> [Directions]: Copy out every line of the rows below verbatim, leaving out the pictures.

> [Provided records]:

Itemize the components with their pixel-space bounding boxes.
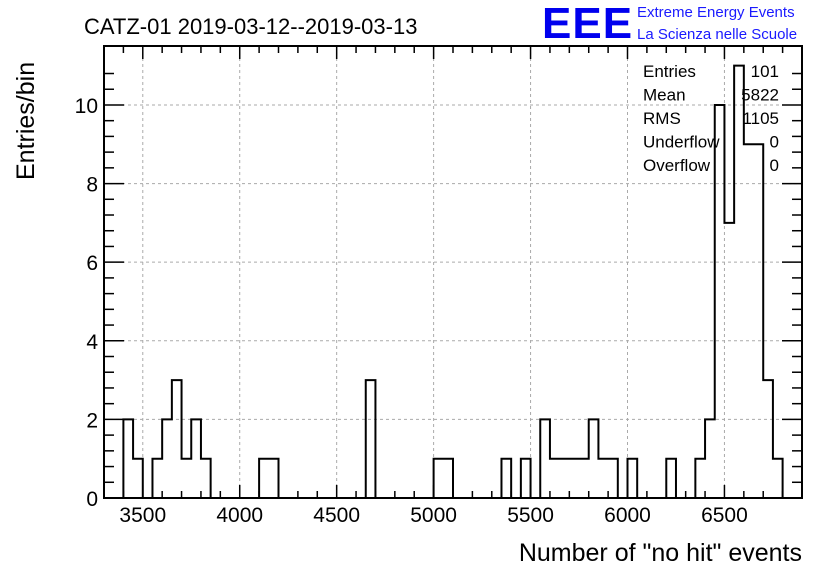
- histogram-bin: [162, 419, 172, 498]
- stats-value: 101: [751, 62, 779, 81]
- histogram-bin: [152, 459, 162, 498]
- histogram-bin: [366, 380, 376, 498]
- histogram-bin: [434, 459, 444, 498]
- x-tick-label: 5000: [410, 504, 457, 527]
- histogram-bin: [695, 459, 705, 498]
- histogram-bin: [666, 459, 676, 498]
- x-tick-label: 6000: [604, 504, 651, 527]
- x-tick-label: 4500: [313, 504, 360, 527]
- histogram-bin: [501, 459, 511, 498]
- stats-value: 0: [770, 133, 779, 152]
- logo-line-1: Extreme Energy Events: [637, 4, 795, 21]
- x-axis-title: Number of "no hit" events: [519, 539, 802, 567]
- x-tick-label: 5500: [507, 504, 554, 527]
- histogram-bin: [608, 459, 618, 498]
- histogram-bin: [598, 459, 608, 498]
- chart-title: CATZ-01 2019-03-12--2019-03-13: [84, 14, 417, 39]
- histogram-bin: [191, 419, 201, 498]
- histogram-bars: [122, 64, 784, 499]
- histogram-bin: [763, 380, 773, 498]
- stats-label: RMS: [643, 109, 681, 128]
- eee-logo: EEE Extreme Energy Events La Scienza nel…: [542, 0, 797, 48]
- histogram-bin: [521, 459, 531, 498]
- x-axis-ticks: 3500 4000 4500 5000 5500 6000 6500: [103, 46, 803, 527]
- y-axis-ticks: 0 2 4 6 8 10: [75, 72, 802, 511]
- stats-label: Overflow: [643, 156, 711, 175]
- histogram-bin: [705, 419, 715, 498]
- y-tick-label: 0: [86, 488, 98, 511]
- plot-frame: [103, 45, 803, 499]
- y-tick-label: 4: [86, 331, 98, 354]
- stats-value: 5822: [741, 86, 779, 105]
- histogram-bin: [172, 380, 182, 498]
- histogram-bin: [589, 419, 599, 498]
- histogram-bin: [754, 144, 764, 498]
- histogram-bin: [269, 459, 279, 498]
- histogram-bin: [133, 459, 143, 498]
- histogram-bin: [724, 223, 734, 498]
- histogram-bin: [628, 459, 638, 498]
- y-tick-label: 8: [86, 174, 98, 197]
- stats-value: 1105: [742, 109, 779, 128]
- y-tick-label: 10: [75, 95, 98, 118]
- logo-mark: EEE: [542, 0, 633, 48]
- histogram-bin: [715, 105, 725, 498]
- histogram-bin: [569, 459, 579, 498]
- histogram-bin: [201, 459, 211, 498]
- y-axis-title: Entries/bin: [12, 62, 40, 180]
- x-tick-label: 4000: [216, 504, 263, 527]
- histogram-outline: [122, 64, 784, 499]
- y-tick-label: 6: [86, 252, 98, 275]
- histogram-bin: [123, 419, 133, 498]
- stats-label: Entries: [643, 62, 696, 81]
- histogram-bin: [579, 459, 589, 498]
- histogram-bin: [443, 459, 453, 498]
- histogram-bin: [734, 66, 744, 498]
- stats-value: 0: [770, 156, 779, 175]
- y-tick-label: 2: [86, 409, 98, 432]
- axes: [103, 45, 803, 499]
- histogram-bin: [259, 459, 269, 498]
- histogram-bin: [550, 459, 560, 498]
- stats-box: Entries 101 Mean 5822 RMS 1105 Underflow 0 Overf…: [643, 62, 779, 175]
- histogram-bin: [540, 419, 550, 498]
- logo-line-2: La Scienza nelle Scuole: [637, 26, 797, 43]
- histogram-bin: [744, 144, 754, 498]
- x-tick-label: 6500: [701, 504, 748, 527]
- stats-label: Underflow: [643, 133, 720, 152]
- grid-lines: [104, 46, 802, 498]
- histogram-bin: [182, 459, 192, 498]
- x-tick-label: 3500: [119, 504, 166, 527]
- histogram-bin: [560, 459, 570, 498]
- histogram-bin: [773, 459, 783, 498]
- stats-label: Mean: [643, 86, 686, 105]
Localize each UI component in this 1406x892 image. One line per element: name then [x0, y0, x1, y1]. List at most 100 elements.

> [Final result]:
Itemize the components with their pixel-space bounding boxes.
- histogram-bin: [162, 419, 172, 498]
- stats-value: 101: [751, 62, 779, 81]
- histogram-bin: [152, 459, 162, 498]
- histogram-bin: [366, 380, 376, 498]
- histogram-bin: [434, 459, 444, 498]
- x-tick-label: 5000: [410, 504, 457, 527]
- histogram-bin: [695, 459, 705, 498]
- histogram-bin: [666, 459, 676, 498]
- x-tick-label: 6000: [604, 504, 651, 527]
- x-tick-label: 4500: [313, 504, 360, 527]
- histogram-bin: [501, 459, 511, 498]
- stats-value: 0: [770, 133, 779, 152]
- logo-line-1: Extreme Energy Events: [637, 4, 795, 21]
- x-axis-title: Number of "no hit" events: [519, 539, 802, 567]
- x-tick-label: 5500: [507, 504, 554, 527]
- histogram-bin: [608, 459, 618, 498]
- histogram-bin: [598, 459, 608, 498]
- chart-title: CATZ-01 2019-03-12--2019-03-13: [84, 14, 417, 39]
- histogram-bin: [191, 419, 201, 498]
- histogram-bars: [122, 64, 784, 499]
- histogram-bin: [763, 380, 773, 498]
- stats-label: RMS: [643, 109, 681, 128]
- eee-logo: EEE Extreme Energy Events La Scienza nel…: [542, 0, 797, 48]
- histogram-bin: [521, 459, 531, 498]
- x-axis-ticks: 3500 4000 4500 5000 5500 6000 6500: [103, 46, 803, 527]
- y-axis-ticks: 0 2 4 6 8 10: [75, 72, 802, 511]
- stats-label: Overflow: [643, 156, 711, 175]
- histogram-bin: [705, 419, 715, 498]
- y-tick-label: 0: [86, 488, 98, 511]
- plot-frame: [103, 45, 803, 499]
- y-tick-label: 4: [86, 331, 98, 354]
- stats-value: 5822: [741, 86, 779, 105]
- histogram-bin: [172, 380, 182, 498]
- histogram-bin: [589, 419, 599, 498]
- histogram-bin: [754, 144, 764, 498]
- histogram-bin: [269, 459, 279, 498]
- histogram-bin: [133, 459, 143, 498]
- histogram-bin: [724, 223, 734, 498]
- histogram-bin: [628, 459, 638, 498]
- y-tick-label: 8: [86, 174, 98, 197]
- stats-value: 1105: [742, 109, 779, 128]
- y-tick-label: 10: [75, 95, 98, 118]
- logo-mark: EEE: [542, 0, 633, 48]
- histogram-bin: [715, 105, 725, 498]
- histogram-bin: [569, 459, 579, 498]
- histogram-bin: [201, 459, 211, 498]
- y-axis-title: Entries/bin: [12, 62, 40, 180]
- x-tick-label: 4000: [216, 504, 263, 527]
- histogram-outline: [122, 64, 784, 499]
- y-tick-label: 6: [86, 252, 98, 275]
- histogram-bin: [123, 419, 133, 498]
- stats-label: Entries: [643, 62, 696, 81]
- histogram-bin: [579, 459, 589, 498]
- histogram-bin: [443, 459, 453, 498]
- histogram-bin: [734, 66, 744, 498]
- stats-value: 0: [770, 156, 779, 175]
- y-tick-label: 2: [86, 409, 98, 432]
- axes: [103, 45, 803, 499]
- histogram-bin: [259, 459, 269, 498]
- histogram-bin: [550, 459, 560, 498]
- stats-box: Entries 101 Mean 5822 RMS 1105 Underflow 0 Overf…: [643, 62, 779, 175]
- histogram-bin: [540, 419, 550, 498]
- logo-line-2: La Scienza nelle Scuole: [637, 26, 797, 43]
- histogram-bin: [744, 144, 754, 498]
- x-tick-label: 6500: [701, 504, 748, 527]
- stats-label: Underflow: [643, 133, 720, 152]
- grid-lines: [104, 46, 802, 498]
- histogram-bin: [182, 459, 192, 498]
- x-tick-label: 3500: [119, 504, 166, 527]
- histogram-bin: [560, 459, 570, 498]
- histogram-bin: [773, 459, 783, 498]
- stats-label: Mean: [643, 86, 686, 105]
Localize each UI component in this 1406x892 image. One line per element: name then [x0, y0, x1, y1]. List at most 100 elements.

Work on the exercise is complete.